- [DO THIS] Filter the listing below down to the lines that contain the string "bbox", and copy each of those lines in full.

- [DATA ENTRIES]

══════════

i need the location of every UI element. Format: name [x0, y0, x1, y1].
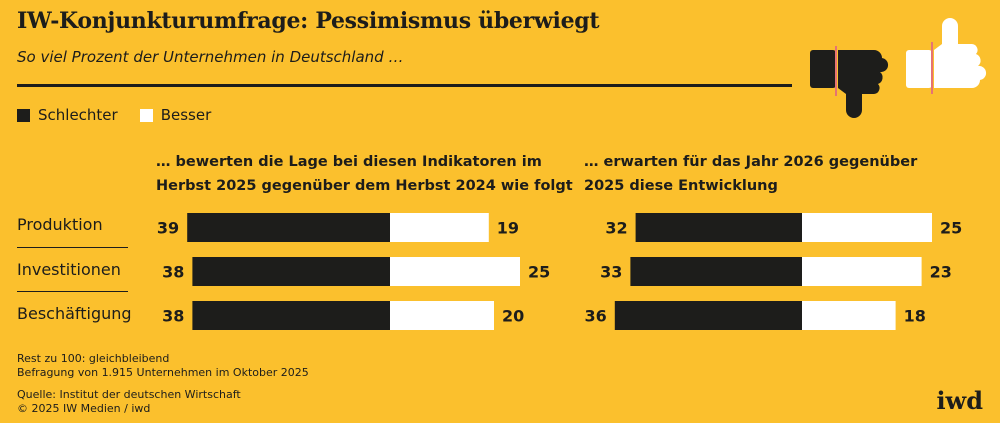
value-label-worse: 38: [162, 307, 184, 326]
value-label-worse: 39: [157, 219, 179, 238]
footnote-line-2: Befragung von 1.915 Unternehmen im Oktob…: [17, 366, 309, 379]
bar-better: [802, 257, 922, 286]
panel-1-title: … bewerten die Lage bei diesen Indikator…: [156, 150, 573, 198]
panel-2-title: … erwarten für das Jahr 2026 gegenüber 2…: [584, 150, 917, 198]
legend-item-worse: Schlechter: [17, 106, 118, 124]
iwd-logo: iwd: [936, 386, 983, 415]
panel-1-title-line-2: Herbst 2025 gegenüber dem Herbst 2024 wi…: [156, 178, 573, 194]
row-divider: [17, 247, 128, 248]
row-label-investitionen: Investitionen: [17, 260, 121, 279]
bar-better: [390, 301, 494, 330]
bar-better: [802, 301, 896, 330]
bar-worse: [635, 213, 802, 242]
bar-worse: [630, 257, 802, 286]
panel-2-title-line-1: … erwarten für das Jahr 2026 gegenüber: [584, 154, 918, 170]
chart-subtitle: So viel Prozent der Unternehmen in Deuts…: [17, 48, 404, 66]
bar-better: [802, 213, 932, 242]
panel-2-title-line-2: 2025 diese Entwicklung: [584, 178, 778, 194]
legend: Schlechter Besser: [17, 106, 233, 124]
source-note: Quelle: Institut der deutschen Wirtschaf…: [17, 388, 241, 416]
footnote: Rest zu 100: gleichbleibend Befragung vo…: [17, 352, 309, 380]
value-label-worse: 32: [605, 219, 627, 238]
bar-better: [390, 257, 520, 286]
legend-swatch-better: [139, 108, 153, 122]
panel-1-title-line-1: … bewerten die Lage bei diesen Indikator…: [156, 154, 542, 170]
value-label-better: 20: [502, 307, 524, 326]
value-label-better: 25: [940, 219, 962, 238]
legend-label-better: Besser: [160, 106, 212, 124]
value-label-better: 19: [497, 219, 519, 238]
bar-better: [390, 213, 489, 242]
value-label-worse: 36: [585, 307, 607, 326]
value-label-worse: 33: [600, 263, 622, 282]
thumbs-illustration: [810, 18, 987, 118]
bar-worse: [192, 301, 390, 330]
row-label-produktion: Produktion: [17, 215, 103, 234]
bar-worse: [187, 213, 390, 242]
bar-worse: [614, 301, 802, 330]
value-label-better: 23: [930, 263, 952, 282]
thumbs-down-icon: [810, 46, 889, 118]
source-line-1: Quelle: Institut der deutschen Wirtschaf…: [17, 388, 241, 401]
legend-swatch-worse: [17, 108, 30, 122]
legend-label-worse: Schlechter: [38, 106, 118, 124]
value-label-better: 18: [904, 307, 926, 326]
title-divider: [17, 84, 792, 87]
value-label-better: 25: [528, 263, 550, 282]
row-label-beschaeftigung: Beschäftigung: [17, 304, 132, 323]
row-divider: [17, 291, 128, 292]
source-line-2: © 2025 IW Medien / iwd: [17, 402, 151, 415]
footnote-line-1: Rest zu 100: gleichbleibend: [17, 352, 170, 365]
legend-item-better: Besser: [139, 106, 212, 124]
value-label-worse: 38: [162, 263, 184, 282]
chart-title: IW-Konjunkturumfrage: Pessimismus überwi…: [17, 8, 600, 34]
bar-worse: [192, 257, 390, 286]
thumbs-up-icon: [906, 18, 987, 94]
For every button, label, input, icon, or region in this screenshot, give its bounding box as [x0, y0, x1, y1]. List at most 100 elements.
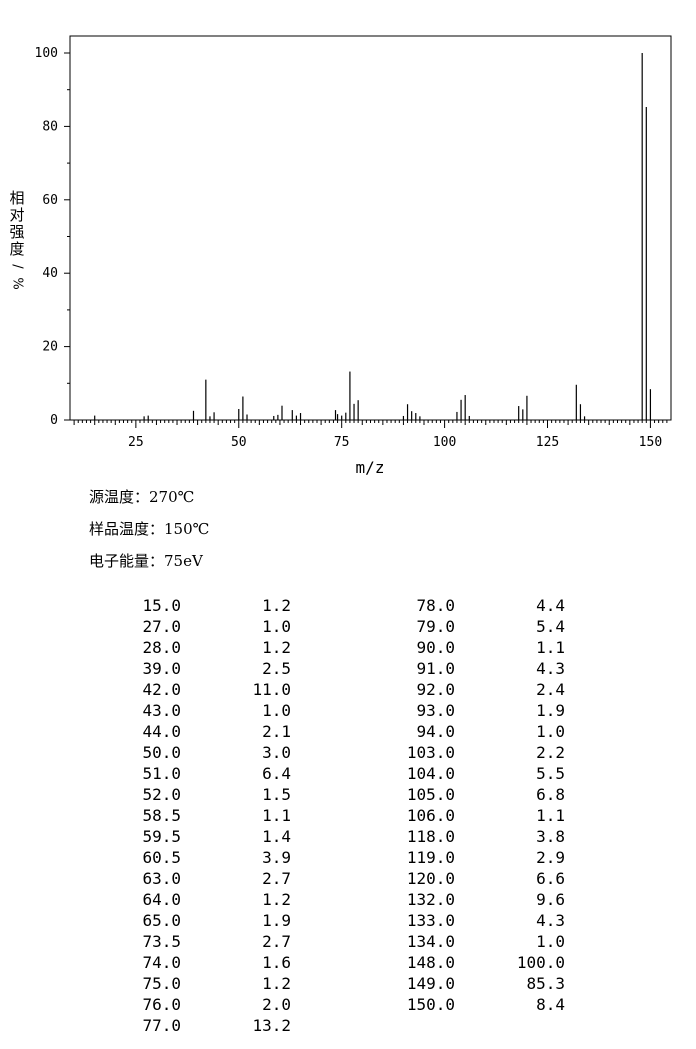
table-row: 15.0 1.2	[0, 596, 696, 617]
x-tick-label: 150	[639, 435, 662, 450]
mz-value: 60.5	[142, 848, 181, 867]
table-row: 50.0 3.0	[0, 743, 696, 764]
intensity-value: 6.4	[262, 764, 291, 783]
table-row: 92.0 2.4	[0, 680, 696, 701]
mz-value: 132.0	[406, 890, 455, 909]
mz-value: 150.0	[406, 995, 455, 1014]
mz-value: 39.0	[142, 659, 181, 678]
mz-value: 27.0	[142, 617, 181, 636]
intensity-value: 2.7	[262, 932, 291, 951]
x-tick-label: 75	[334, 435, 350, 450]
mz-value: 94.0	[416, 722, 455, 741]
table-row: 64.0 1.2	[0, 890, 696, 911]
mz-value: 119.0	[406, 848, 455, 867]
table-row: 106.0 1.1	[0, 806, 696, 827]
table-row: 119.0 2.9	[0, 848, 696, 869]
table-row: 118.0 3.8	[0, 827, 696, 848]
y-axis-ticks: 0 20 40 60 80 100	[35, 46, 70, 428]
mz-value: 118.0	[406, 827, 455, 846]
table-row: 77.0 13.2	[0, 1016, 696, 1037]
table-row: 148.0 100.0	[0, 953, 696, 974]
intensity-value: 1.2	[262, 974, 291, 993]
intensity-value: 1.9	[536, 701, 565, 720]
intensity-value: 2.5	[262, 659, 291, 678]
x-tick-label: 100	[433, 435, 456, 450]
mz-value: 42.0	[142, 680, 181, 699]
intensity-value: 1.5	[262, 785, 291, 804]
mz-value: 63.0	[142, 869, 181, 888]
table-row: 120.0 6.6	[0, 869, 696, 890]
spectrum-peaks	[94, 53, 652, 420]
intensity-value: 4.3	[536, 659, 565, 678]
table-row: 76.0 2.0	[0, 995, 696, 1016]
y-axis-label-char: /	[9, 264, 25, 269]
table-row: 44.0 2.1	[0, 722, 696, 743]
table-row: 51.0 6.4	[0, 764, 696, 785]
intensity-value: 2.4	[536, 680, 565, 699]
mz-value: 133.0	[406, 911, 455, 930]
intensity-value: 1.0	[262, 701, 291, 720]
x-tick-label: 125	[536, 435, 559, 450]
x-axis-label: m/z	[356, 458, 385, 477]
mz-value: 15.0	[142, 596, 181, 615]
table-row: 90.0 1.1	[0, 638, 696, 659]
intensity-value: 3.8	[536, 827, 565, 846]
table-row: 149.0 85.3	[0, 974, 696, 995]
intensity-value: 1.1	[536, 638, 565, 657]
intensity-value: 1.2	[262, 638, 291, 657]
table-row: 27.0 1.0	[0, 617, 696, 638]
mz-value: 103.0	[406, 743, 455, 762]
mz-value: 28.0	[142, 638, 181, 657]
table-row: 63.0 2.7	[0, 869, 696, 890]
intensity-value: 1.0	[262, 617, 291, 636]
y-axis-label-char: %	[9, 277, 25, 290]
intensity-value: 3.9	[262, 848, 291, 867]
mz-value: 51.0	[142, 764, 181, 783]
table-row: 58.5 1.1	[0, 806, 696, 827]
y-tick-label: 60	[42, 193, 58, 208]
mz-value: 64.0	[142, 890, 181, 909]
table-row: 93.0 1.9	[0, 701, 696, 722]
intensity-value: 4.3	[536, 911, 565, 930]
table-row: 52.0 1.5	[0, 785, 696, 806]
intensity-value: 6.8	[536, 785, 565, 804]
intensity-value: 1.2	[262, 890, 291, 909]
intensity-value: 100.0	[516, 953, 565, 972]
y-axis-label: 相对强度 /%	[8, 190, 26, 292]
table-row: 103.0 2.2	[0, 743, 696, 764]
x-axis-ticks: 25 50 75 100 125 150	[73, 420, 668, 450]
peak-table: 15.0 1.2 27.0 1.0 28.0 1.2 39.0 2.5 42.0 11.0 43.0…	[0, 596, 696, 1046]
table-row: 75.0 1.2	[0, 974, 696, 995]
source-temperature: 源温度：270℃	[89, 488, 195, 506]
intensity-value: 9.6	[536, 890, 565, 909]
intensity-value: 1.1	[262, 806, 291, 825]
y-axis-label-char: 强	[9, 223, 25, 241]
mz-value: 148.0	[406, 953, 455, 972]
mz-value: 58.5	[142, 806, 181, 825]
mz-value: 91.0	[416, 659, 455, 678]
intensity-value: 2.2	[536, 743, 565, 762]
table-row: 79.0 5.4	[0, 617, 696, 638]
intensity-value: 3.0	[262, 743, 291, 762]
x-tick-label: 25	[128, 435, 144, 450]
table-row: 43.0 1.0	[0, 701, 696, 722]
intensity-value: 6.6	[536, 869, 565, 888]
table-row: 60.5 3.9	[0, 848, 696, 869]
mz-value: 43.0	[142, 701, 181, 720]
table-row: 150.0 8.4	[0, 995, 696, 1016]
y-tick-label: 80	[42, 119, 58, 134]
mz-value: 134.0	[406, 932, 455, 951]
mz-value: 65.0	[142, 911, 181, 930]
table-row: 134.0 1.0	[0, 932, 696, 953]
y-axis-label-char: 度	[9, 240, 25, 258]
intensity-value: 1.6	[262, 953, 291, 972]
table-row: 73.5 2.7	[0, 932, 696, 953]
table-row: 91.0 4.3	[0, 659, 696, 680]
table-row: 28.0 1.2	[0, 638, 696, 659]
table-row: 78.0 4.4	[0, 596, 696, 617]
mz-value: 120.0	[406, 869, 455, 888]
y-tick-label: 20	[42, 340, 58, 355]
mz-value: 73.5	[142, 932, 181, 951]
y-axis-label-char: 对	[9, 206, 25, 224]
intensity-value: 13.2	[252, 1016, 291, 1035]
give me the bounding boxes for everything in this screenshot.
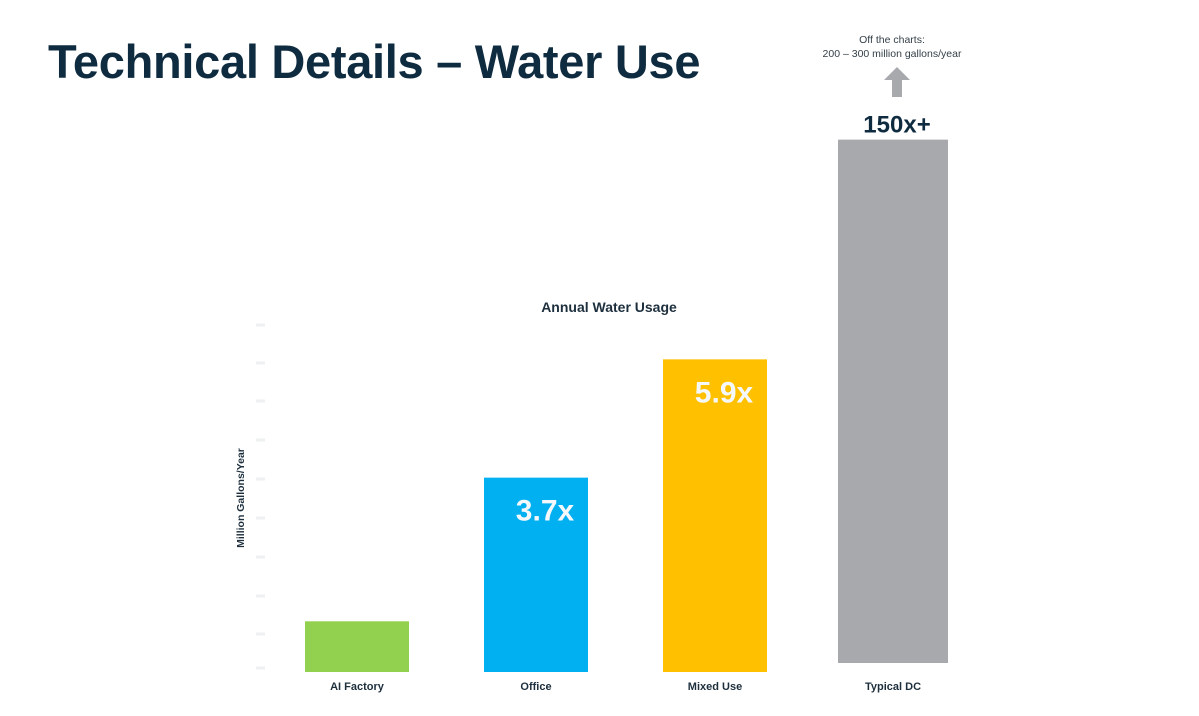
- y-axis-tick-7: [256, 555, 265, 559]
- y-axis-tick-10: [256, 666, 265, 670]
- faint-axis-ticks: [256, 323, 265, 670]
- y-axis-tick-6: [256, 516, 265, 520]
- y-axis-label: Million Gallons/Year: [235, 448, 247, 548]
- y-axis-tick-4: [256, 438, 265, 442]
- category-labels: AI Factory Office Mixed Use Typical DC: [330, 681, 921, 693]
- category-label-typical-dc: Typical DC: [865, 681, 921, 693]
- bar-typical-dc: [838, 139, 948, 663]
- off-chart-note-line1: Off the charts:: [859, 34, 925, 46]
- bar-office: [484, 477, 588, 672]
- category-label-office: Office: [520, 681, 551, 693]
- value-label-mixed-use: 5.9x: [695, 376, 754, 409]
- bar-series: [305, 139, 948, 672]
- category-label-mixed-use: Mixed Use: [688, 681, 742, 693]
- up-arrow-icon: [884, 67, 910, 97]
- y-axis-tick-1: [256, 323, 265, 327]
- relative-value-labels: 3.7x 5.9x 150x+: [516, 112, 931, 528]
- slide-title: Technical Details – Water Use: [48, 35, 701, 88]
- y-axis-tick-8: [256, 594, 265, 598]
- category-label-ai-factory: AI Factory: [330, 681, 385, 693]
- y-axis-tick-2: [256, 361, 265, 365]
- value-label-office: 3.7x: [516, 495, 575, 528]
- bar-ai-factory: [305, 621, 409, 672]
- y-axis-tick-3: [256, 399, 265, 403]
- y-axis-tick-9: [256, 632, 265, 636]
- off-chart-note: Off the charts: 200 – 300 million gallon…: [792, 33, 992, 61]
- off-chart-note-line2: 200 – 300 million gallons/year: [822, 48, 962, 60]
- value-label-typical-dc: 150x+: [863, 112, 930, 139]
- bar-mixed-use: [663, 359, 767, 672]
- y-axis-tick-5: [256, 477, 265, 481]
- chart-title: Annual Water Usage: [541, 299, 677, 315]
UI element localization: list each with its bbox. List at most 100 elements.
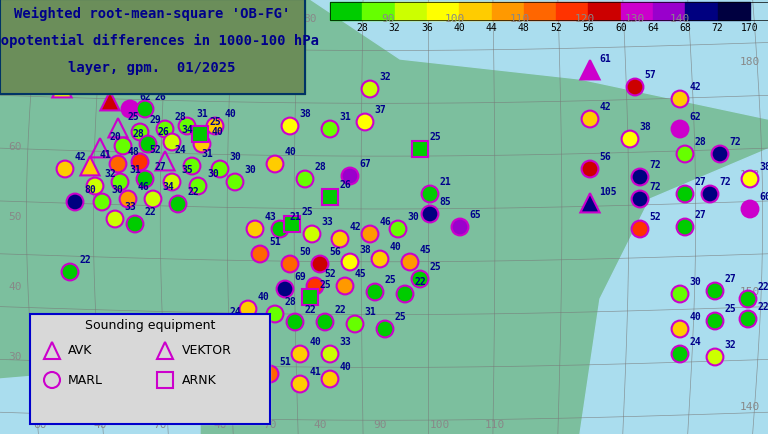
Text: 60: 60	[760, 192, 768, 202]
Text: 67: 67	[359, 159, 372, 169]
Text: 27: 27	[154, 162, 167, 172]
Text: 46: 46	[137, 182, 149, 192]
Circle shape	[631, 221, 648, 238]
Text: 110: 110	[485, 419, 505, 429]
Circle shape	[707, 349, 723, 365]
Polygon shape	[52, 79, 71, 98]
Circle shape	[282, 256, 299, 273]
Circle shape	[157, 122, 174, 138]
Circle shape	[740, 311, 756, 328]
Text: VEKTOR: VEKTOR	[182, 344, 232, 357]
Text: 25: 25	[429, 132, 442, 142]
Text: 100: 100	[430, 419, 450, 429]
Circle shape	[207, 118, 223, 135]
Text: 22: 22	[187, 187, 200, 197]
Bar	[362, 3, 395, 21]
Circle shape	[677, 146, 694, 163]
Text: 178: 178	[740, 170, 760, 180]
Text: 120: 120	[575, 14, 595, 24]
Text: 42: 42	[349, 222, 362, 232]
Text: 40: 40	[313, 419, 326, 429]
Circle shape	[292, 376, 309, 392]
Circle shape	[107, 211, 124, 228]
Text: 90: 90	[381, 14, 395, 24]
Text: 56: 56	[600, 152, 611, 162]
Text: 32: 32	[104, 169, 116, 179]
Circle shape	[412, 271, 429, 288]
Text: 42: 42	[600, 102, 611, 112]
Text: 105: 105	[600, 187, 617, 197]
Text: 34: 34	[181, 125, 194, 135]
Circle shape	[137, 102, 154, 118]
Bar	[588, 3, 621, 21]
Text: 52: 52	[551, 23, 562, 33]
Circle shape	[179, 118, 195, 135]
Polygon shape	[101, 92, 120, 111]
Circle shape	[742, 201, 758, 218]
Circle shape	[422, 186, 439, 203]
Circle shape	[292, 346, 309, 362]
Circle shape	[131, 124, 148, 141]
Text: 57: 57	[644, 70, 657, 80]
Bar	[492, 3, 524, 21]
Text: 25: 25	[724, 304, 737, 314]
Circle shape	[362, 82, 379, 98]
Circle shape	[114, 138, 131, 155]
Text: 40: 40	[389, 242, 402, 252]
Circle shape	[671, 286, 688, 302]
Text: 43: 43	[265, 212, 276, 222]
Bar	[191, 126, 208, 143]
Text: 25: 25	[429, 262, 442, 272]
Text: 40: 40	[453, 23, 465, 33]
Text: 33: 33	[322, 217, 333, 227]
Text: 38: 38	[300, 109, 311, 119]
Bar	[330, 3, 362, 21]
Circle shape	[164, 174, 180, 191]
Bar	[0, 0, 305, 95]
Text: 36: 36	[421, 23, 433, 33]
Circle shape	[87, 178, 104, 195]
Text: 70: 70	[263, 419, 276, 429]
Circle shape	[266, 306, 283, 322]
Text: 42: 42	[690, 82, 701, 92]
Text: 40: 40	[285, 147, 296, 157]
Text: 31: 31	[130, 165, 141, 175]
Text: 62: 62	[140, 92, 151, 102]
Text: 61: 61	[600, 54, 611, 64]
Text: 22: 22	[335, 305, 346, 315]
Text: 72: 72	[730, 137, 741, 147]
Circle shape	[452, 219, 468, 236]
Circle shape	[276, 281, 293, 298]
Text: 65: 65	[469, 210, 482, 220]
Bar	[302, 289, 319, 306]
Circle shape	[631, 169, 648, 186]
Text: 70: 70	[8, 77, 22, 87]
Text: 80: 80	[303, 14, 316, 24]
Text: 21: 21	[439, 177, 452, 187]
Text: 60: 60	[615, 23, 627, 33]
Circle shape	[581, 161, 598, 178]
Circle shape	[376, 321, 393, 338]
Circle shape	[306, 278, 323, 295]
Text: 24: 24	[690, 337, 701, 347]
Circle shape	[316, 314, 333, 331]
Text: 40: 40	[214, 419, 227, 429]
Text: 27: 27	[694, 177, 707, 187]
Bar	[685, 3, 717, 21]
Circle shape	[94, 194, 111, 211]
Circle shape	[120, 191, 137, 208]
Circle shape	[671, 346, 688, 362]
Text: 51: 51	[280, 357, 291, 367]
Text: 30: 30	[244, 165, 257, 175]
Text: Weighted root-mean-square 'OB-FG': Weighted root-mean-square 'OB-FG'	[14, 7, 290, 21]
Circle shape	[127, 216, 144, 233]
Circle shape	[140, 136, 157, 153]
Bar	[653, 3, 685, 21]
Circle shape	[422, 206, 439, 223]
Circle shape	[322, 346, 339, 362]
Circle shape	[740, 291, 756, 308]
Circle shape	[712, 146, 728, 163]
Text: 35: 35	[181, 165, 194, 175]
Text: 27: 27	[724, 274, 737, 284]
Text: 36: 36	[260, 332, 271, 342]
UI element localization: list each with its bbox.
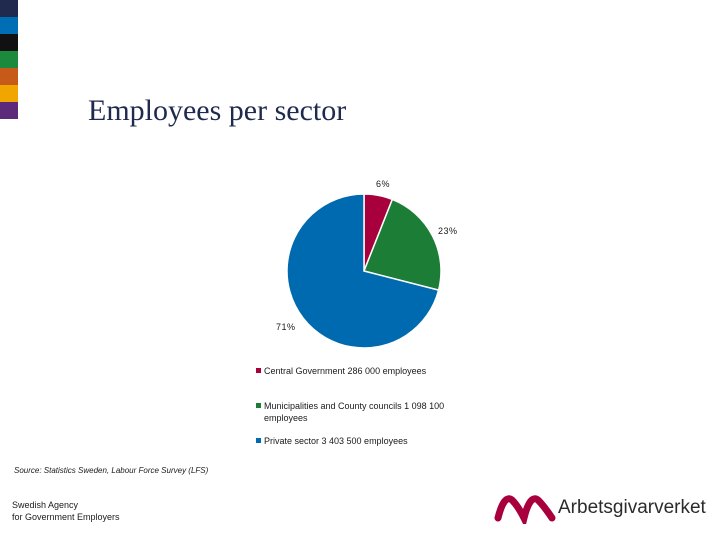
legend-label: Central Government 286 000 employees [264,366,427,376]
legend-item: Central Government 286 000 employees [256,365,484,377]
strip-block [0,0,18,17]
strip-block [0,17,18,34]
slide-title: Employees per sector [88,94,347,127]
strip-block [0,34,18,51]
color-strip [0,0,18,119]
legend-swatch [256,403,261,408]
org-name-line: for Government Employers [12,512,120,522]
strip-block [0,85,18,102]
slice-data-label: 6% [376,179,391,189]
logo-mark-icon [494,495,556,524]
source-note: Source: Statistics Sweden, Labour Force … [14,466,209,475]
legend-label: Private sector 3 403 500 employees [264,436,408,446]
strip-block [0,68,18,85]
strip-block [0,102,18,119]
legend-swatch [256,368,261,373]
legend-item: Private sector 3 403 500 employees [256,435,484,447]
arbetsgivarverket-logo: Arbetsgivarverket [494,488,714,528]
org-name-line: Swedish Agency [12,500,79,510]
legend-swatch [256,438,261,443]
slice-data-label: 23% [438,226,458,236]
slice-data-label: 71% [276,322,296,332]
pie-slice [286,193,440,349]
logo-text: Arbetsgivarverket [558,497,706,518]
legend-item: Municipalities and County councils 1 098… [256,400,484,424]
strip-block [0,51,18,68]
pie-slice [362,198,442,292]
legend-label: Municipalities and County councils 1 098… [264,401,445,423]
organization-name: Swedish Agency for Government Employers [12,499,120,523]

══════════

- [TASK ANSWER]
UI element localization: list each with its bbox. List at most 100 elements.
UI element localization: list each with its bbox.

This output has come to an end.